▶ _ZU ERLEDIGEN_
1. Nenne sämtliche Personen, die im Artikel zum Hufeisenplan mit Namen genannt werden.
2. Führe den Artikel zum Hufeisenplan im Anschluss an seinen letzten Satz weiter.

▶ _AUSGANGSTEXT_
------------------------

Kritische Töne
Zum Hufeisenplan
Im Folgenden zwei Artikel zum Hufeisenplan.
Hufeisenplan - das Kriegsrätsel
(Hamburger Abendblatt, 21.3.00)
Kein Zweifel: Die Serben haben Gräueltaten im Kosovo begangen. Aber sehr
zweifelhaft ist, dass sie dabei nach dem Hufeisenplan vorgegangen sind. Vieles spricht dafür, dass dieser Plan auf der Bonner Harthöhe manipuliert wurde. Um den Kriegseinsatz deutscher Soldaten zu legitimieren.
Von FRANZ-JOSEF HUTSCH
An diesem Tag schwelten im Süden des Kosovo in Velika
Krusa noch immer die Dachstühle. Vier Tage vorher hatten
serbische Paramilitärs im Morgengrauen dem weißen,
steinernen Löwen vor der Bar an der Hauptstraße den
Kopf abgeschlagen, hatten Schergen des Franko
Simatovic hinter dem grünen Hoftor des Hauses 48 ein
Schaf gegrillt und gegessen. An diesem 31. März 1999, so
erinnert sich Rexhep (45), haben wilde Hunde an den
Leichen erschlagener, erschossener und vergewaltigter
Albaner genagt. Und vom nahen Berghang habe ein Vogel
gezwitschert.1400 Kilometer nördlich von Velika Krusa in
Bonn "elektrisiert" an diesem Mittwoch ein Hinweis den
deutschen Verteidigungsminister Rudolf Scharping.

------------------------

▶ _AUFGEFÜHRTE ZEILEN_
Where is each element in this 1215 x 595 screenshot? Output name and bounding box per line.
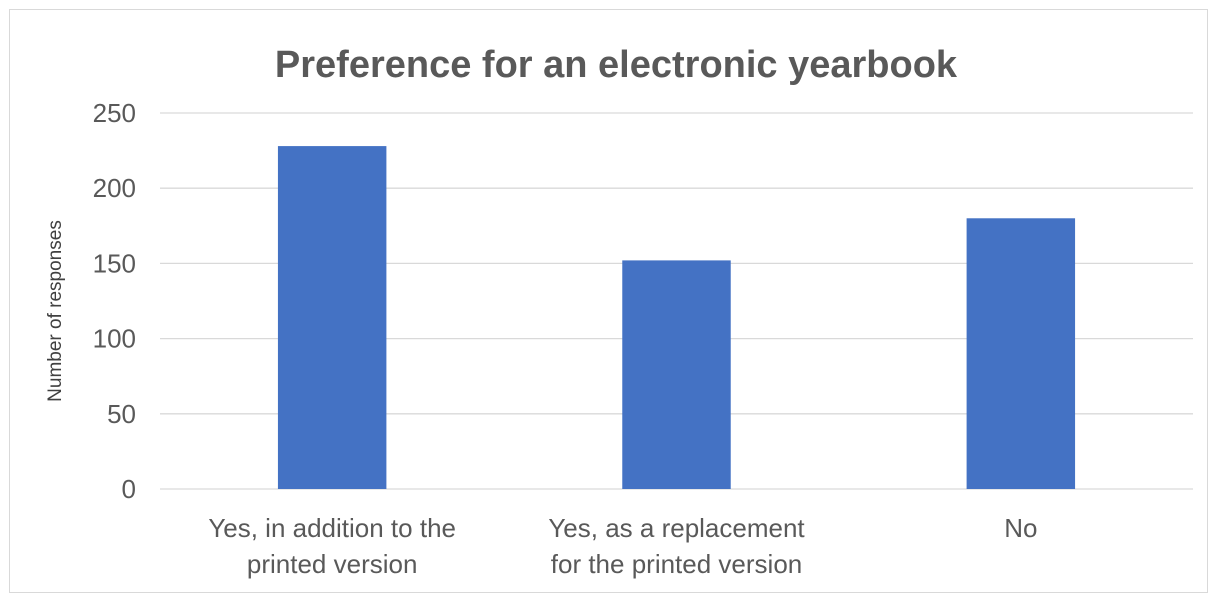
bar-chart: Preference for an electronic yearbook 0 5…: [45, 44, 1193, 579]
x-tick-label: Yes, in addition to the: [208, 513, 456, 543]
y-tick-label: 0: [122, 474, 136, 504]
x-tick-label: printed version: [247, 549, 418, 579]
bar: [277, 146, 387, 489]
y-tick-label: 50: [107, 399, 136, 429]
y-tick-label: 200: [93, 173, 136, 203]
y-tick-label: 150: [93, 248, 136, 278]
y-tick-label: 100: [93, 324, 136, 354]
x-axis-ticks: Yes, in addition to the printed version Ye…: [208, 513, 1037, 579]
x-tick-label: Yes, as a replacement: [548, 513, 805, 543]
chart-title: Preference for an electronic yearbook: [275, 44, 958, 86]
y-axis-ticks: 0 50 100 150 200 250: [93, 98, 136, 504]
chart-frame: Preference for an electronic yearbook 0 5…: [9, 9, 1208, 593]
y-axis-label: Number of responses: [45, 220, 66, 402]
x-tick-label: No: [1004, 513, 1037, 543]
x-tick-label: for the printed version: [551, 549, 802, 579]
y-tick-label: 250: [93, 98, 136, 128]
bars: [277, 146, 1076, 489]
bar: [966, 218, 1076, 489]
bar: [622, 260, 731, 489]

------------------------

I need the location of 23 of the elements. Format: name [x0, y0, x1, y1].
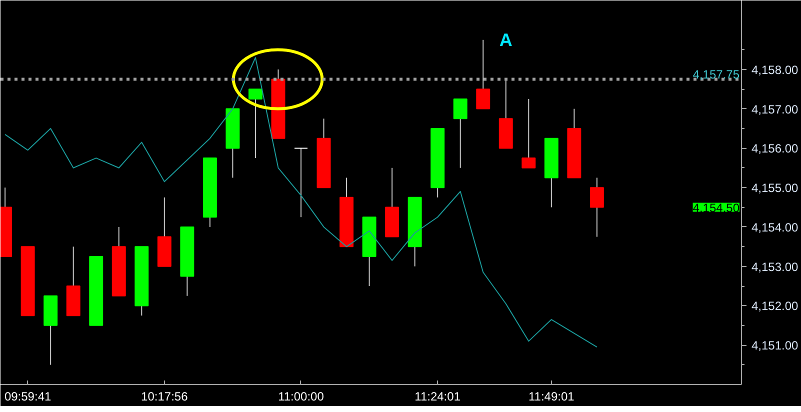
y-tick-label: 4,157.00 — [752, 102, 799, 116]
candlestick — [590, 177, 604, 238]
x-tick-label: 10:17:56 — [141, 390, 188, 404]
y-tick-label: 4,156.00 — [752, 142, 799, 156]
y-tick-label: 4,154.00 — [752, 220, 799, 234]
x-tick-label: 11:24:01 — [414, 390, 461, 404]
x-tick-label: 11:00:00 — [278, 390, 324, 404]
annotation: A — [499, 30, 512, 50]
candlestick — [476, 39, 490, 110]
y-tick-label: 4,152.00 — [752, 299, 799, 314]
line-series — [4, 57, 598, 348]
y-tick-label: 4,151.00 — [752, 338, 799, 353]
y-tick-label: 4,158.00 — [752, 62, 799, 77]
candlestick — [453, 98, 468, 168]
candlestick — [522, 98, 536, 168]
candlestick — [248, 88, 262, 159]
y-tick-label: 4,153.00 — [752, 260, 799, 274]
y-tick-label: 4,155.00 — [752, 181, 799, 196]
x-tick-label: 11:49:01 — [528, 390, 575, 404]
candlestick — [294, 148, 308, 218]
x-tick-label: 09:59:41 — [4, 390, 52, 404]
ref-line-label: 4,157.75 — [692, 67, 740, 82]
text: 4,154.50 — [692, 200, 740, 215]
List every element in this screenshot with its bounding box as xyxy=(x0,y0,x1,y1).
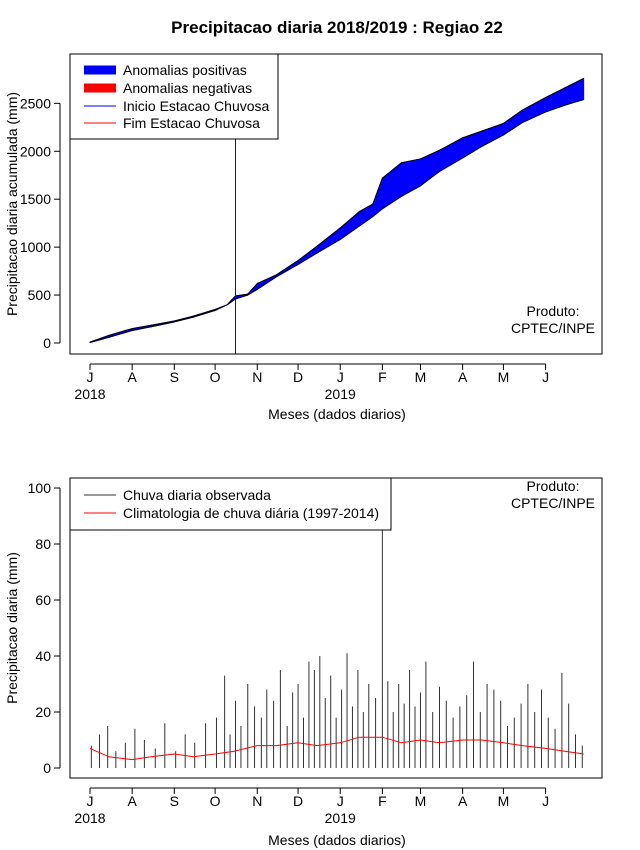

------------------------

▶ _LÖSUNGEN JE AUFGABE_
1.
- Franz-Josef Hutsch
- Franko Simatovic
- Rexhep
- Rudolf Scharping

2.
Offenbar liegen Beweise dafür vor, schreibt er in sein
Tagebuch, "dass das jugoslawische Vorgehen im Kosovo
einem seit langem feststehenden Operationsplan folgt".
Fünf Tage später erhält Scharping von Joschka Fischer
"ein Papier, das die Durchführung der +Operation
Hufeisen` belegt".
Dieser so genannte Hufeisenplan wurde fortan in
Bundestagsdebatten, Pressekonferenzen und Diskussionen
zum Synomym für die unbestreitbaren Gräueltaten, die
serbische Sicherheitskräfte im Kosovo verübten.
Kriegsgegner wurden mundtot gemacht, die kritisierten,
dass die Vertreibungen im Kosovo in großem Umfang erst
nach dem Abzug der OSZE-Beobachter und mit Beginn der
NATO-Luftangriffe begonnen hätten. Ein lang
vorbereiteter Plan Milosevics zur ethnischen Säuberung
des Kosovo erstickte solche Argumente im Keim. Aber gab
es den "Operationsplan" namens Hufeisen überhaupt?
"Die Widersprüche in der Beweisführung des
Verteidigungsministers sind so groß, dass man begründete
Zweifel an der Existenz eines solchen Dokuments haben
muss", schreibt Heinz Loquai in seinem Buch: "Der
Kosovo-Konflikt - Wege in einen vermeidbaren Krieg". Der
frühere General beschäftigt sich seit vier Jahren bei der
Organisation für Sicherheit und Zusammenarbeit (OSZE) in
Wien mit Fragen der Rüstungskontrolle in
Bosnien-Herzegowina. Er war deutscher militärischer
Berater der OSZE im Stab für vertrauensbildende
Maßnahmen und damit auch zuständig für die
unbewaffneten Beobachter, die den Waffenstillstand
zwischen der albanischen Kosovo-Befreiungsarmee UCK
und den serbischen Sicherheitskräften aus dem Oktober
1998 überwachen sollten.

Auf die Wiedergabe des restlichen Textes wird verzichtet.